## Written exercise
Copy out the lines that include the word "acoustic".

## The data
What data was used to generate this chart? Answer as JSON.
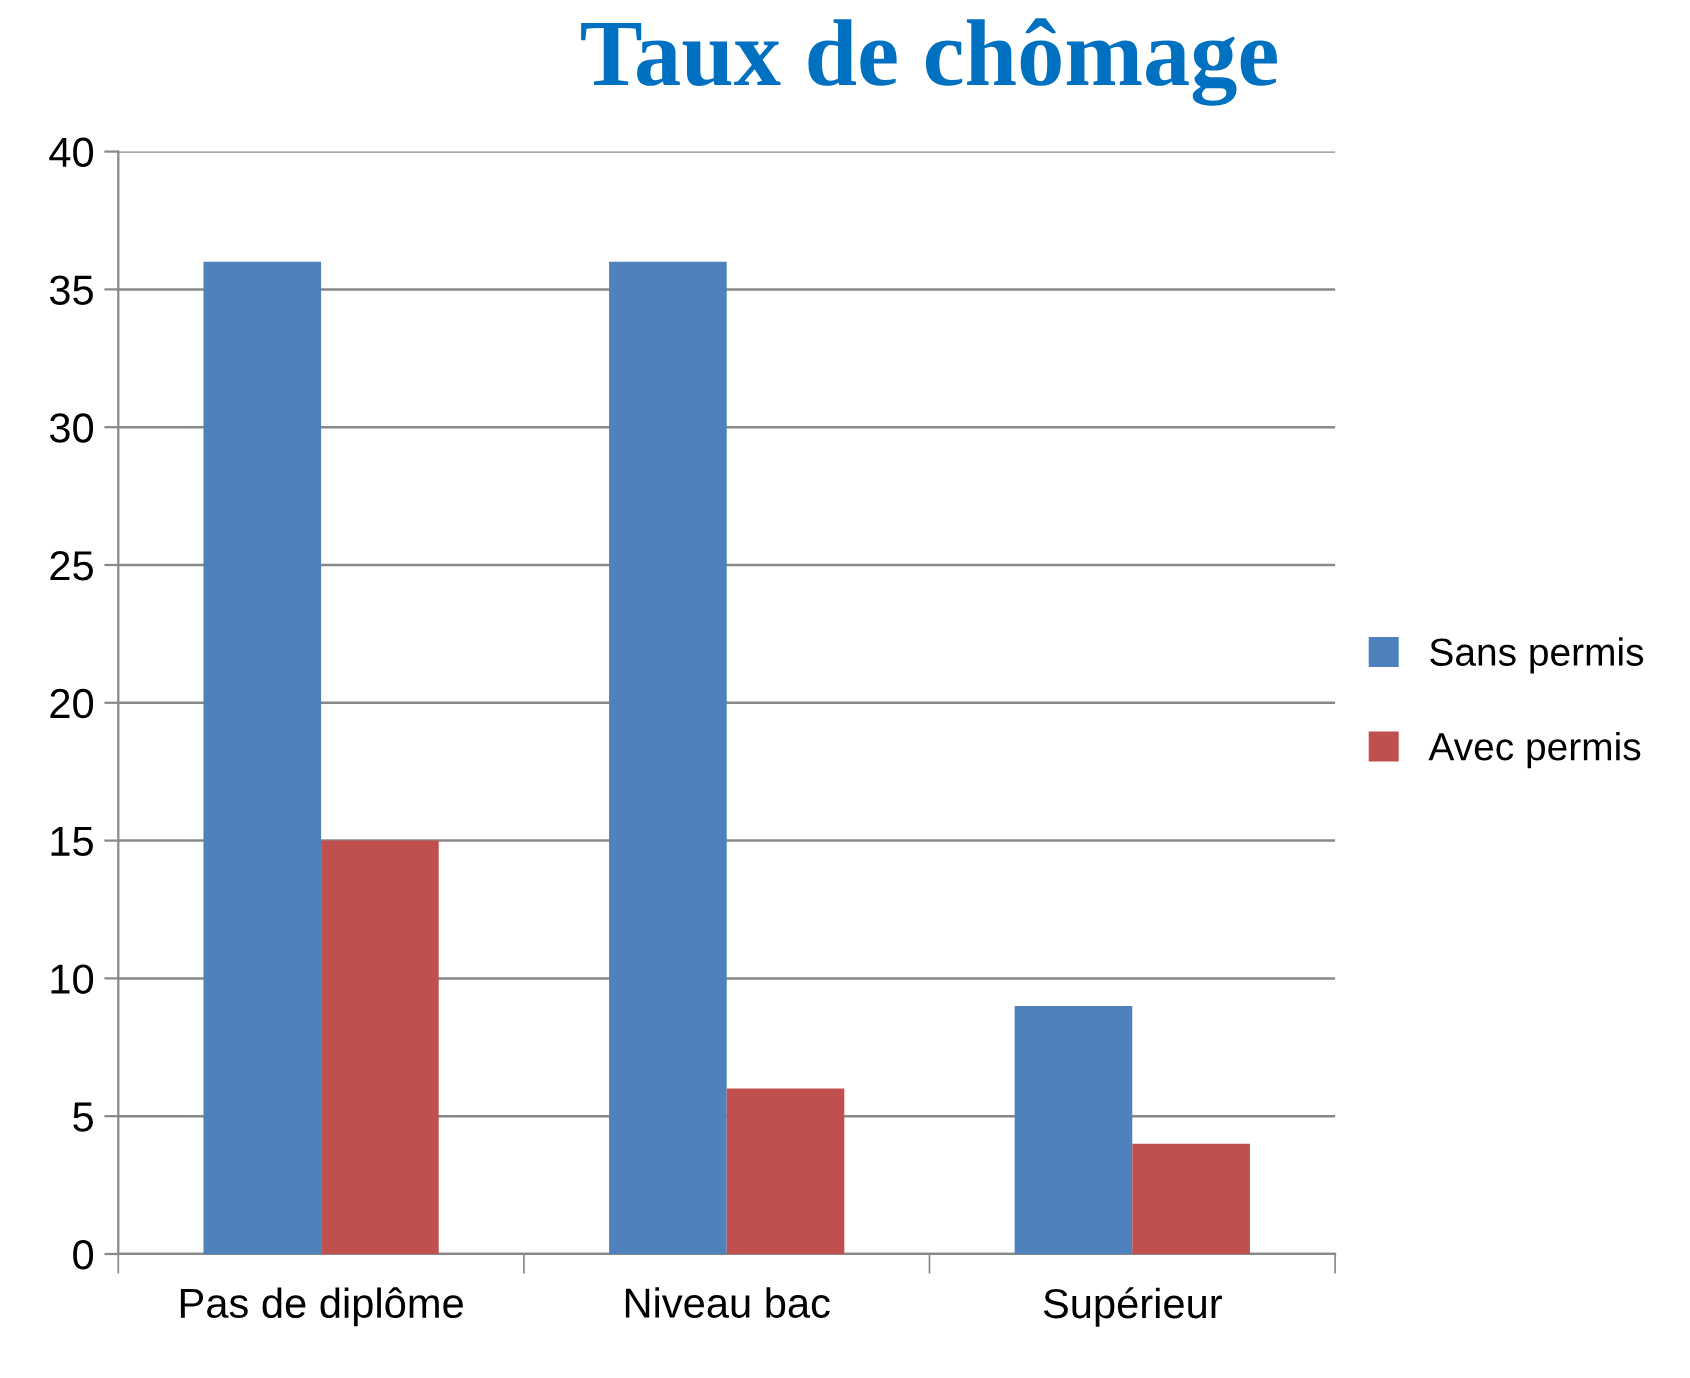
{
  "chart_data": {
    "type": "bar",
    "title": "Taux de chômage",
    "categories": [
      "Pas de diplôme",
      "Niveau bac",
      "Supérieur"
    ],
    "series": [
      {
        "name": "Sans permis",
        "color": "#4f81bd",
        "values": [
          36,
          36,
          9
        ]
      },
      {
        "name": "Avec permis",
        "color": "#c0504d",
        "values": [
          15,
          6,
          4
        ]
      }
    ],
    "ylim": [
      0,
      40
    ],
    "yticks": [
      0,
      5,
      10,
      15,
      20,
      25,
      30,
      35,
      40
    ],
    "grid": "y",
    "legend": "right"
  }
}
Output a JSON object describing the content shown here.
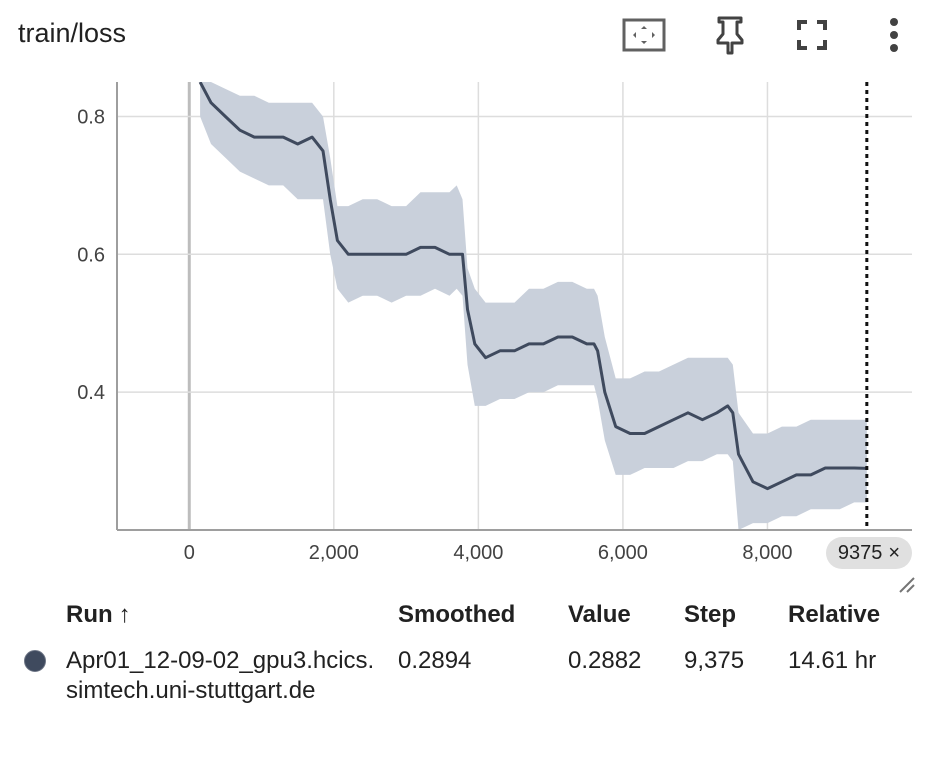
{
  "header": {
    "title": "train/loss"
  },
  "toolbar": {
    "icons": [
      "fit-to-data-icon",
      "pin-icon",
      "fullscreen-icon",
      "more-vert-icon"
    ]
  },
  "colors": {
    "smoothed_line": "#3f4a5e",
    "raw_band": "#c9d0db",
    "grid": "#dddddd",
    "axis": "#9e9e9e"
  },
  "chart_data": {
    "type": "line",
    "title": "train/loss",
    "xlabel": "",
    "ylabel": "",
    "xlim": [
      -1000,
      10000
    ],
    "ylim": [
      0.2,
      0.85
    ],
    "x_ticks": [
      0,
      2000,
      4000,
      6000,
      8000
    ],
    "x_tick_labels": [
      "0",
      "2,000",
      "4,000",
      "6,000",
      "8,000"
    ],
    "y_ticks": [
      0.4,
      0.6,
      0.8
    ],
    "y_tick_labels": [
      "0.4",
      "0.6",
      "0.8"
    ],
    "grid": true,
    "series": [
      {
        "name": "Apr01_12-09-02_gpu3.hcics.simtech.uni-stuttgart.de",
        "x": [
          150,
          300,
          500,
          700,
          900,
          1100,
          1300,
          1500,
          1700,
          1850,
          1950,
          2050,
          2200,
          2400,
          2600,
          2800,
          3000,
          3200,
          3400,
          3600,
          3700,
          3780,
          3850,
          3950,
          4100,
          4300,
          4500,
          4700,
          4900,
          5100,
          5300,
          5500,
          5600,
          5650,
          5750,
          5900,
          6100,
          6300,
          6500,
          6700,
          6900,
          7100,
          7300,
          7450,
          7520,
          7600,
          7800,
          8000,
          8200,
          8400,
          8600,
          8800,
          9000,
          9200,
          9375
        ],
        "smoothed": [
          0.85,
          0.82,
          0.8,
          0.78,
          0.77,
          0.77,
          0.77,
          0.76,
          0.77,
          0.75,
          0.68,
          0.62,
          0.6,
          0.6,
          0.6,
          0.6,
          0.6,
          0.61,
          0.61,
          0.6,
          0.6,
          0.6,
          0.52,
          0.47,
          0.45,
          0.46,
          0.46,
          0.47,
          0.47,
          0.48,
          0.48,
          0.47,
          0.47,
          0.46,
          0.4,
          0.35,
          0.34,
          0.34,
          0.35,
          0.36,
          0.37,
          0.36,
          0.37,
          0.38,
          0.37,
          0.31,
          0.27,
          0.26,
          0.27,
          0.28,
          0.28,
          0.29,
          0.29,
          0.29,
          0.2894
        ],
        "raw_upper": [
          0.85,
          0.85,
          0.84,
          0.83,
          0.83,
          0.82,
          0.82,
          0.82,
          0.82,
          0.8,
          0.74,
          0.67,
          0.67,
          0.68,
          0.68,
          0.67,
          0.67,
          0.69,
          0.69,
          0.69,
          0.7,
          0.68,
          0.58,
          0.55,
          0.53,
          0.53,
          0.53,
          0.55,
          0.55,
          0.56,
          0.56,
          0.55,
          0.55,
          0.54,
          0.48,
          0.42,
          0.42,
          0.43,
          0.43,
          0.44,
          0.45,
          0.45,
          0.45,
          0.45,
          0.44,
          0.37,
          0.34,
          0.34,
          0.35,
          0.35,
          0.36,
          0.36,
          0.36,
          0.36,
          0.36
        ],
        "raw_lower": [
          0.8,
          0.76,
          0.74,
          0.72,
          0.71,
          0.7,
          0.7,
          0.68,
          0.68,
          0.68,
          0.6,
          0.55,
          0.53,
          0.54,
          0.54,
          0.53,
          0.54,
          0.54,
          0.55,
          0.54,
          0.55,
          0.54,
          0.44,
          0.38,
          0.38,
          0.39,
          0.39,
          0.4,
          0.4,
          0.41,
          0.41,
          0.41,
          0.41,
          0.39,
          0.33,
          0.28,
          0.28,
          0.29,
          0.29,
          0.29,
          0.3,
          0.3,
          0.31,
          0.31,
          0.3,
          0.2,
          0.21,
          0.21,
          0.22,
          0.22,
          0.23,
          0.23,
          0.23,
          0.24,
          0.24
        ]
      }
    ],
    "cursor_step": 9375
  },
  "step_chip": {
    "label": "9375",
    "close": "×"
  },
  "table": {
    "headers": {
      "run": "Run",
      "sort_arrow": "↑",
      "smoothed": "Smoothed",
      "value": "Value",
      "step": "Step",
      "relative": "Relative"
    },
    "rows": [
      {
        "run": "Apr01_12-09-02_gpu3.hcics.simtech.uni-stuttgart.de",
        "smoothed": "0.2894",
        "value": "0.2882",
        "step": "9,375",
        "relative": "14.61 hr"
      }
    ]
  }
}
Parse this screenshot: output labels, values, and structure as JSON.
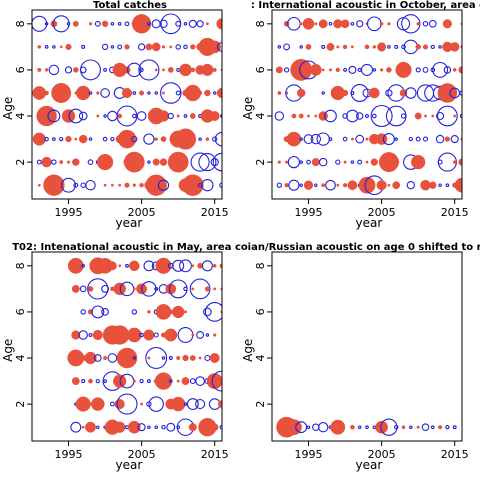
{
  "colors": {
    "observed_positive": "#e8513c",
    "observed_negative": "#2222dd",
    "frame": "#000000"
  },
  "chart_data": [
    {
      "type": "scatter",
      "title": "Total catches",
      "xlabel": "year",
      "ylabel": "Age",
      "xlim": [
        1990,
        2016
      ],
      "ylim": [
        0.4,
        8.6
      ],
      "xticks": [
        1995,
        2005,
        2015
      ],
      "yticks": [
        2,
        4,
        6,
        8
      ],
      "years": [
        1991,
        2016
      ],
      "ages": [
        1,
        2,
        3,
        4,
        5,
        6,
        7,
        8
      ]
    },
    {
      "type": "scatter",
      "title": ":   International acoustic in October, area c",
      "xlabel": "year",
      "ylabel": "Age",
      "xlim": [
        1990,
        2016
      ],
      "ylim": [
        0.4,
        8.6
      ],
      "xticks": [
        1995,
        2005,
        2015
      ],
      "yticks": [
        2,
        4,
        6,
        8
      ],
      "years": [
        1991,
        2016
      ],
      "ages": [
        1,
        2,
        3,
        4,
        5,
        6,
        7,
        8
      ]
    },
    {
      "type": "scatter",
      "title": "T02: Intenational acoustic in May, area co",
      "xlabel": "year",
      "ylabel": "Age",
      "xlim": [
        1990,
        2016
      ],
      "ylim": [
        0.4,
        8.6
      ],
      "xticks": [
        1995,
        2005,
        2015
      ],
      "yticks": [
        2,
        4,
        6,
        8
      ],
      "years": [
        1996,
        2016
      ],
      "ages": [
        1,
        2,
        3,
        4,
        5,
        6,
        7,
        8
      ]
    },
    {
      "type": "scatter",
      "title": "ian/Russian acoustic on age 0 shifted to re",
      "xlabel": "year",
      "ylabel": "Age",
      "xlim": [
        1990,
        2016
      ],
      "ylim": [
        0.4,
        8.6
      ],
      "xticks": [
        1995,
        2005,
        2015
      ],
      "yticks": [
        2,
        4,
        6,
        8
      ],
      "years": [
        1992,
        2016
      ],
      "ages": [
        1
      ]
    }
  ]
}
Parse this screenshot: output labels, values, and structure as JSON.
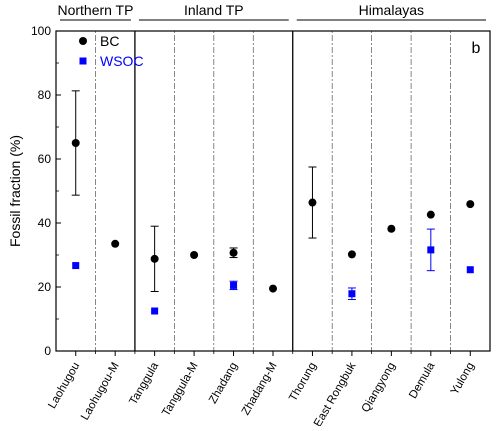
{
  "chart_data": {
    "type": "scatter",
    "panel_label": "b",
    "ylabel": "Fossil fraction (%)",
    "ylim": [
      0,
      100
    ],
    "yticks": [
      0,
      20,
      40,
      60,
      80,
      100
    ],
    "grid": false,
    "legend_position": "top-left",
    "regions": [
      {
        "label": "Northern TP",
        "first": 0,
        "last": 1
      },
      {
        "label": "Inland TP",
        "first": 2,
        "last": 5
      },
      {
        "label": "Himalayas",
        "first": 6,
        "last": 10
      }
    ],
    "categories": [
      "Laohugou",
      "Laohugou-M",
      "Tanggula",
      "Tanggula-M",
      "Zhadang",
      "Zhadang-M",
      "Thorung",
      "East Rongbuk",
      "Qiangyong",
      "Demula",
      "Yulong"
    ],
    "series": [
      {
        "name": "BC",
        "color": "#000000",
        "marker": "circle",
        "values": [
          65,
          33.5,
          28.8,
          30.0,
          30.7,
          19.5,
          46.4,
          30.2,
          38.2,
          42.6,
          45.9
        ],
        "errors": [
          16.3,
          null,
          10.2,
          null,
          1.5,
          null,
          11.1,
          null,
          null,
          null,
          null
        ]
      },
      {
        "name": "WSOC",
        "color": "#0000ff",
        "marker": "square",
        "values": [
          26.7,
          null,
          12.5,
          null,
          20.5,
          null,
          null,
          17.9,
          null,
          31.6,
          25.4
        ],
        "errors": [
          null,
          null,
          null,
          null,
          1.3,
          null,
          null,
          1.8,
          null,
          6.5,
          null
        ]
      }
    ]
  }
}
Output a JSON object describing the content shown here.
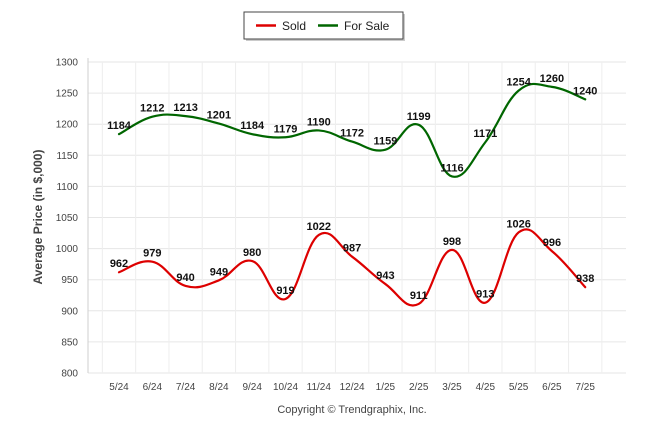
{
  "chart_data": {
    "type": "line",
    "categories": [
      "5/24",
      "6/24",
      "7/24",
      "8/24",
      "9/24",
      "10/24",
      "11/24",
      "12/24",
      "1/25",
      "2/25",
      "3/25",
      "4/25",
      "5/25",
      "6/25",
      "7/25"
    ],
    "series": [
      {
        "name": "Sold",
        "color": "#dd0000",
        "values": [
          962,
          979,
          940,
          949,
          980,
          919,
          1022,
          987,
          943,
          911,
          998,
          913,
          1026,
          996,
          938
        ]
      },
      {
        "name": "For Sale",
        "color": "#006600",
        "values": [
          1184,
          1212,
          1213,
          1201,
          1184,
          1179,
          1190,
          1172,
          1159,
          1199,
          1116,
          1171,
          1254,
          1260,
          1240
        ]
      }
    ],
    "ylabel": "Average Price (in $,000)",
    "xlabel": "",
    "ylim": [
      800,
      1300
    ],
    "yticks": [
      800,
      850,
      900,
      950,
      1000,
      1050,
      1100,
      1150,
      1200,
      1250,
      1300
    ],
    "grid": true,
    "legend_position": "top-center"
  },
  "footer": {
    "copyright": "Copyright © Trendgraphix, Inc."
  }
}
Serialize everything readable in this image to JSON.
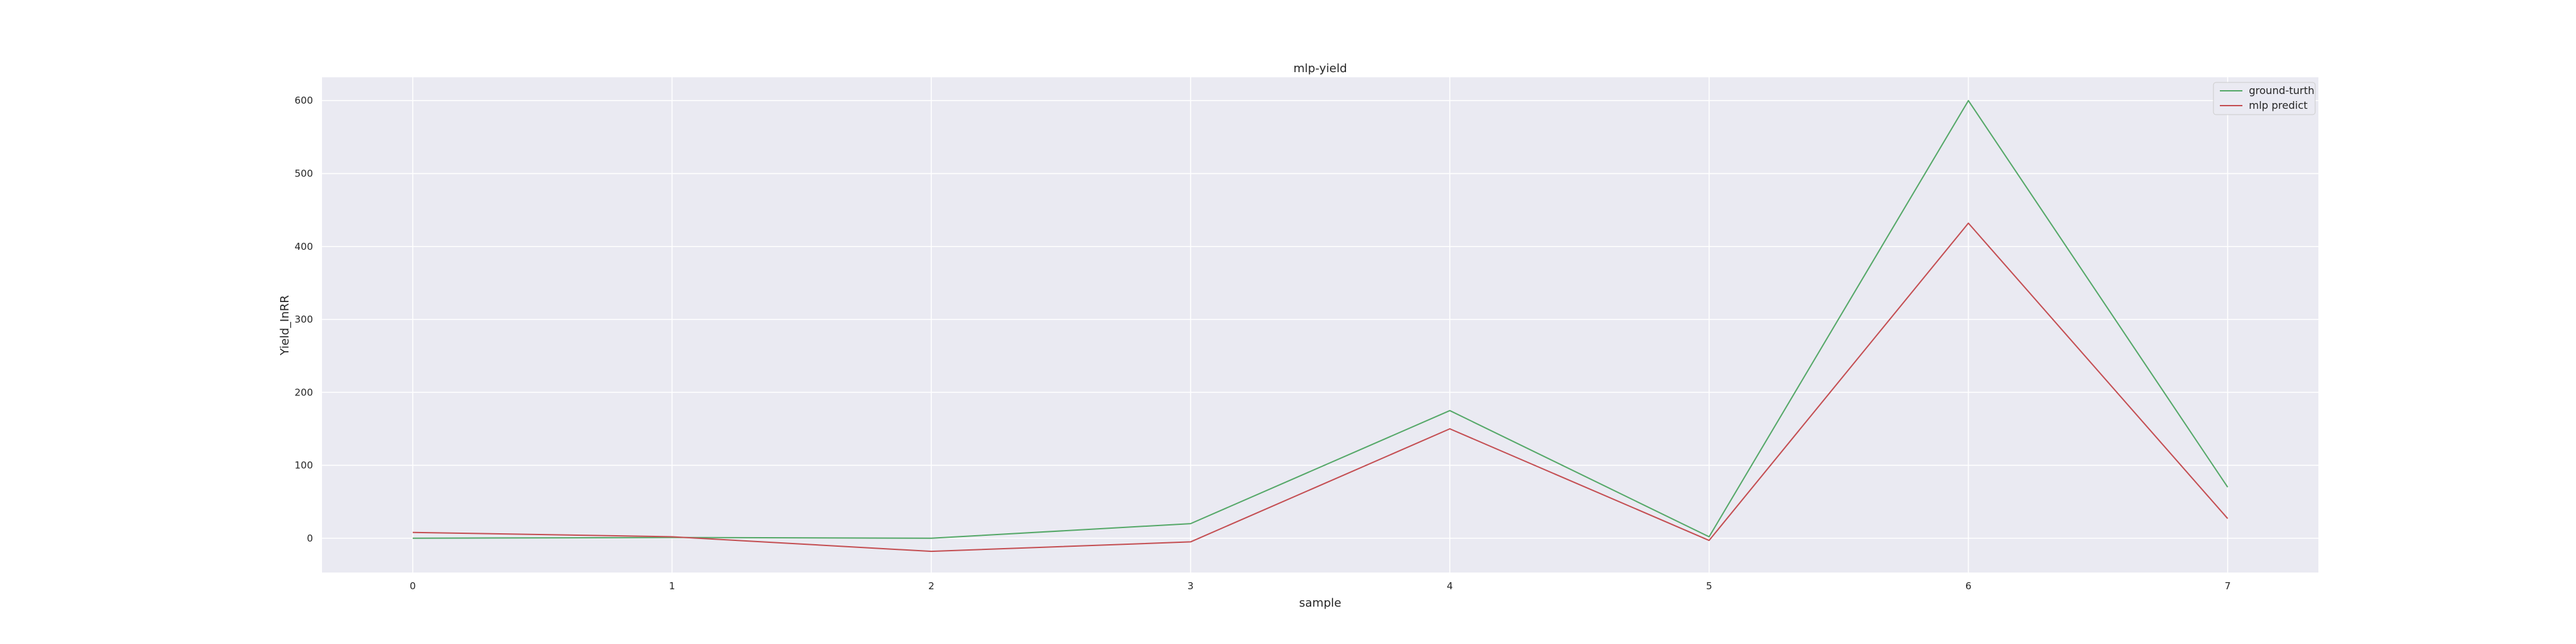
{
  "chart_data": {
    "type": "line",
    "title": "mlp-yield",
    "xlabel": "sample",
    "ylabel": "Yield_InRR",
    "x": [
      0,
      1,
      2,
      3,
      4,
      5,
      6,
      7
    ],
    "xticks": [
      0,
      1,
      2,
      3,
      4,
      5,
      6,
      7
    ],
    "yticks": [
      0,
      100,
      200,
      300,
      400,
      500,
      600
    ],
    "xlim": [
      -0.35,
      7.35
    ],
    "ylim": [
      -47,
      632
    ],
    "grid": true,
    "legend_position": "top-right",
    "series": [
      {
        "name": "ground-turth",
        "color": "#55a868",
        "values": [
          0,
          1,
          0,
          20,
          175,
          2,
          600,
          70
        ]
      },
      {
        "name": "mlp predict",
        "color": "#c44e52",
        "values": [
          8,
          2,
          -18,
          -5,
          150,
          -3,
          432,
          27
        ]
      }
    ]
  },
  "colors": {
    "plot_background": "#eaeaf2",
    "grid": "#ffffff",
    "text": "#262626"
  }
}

## Full solution
      "title": ":   International acoustic in October, area c",
      "title": "T02: Intenational acoustic in May, area co",
      "title": "ian/Russian acoustic on age 0 shifted to re",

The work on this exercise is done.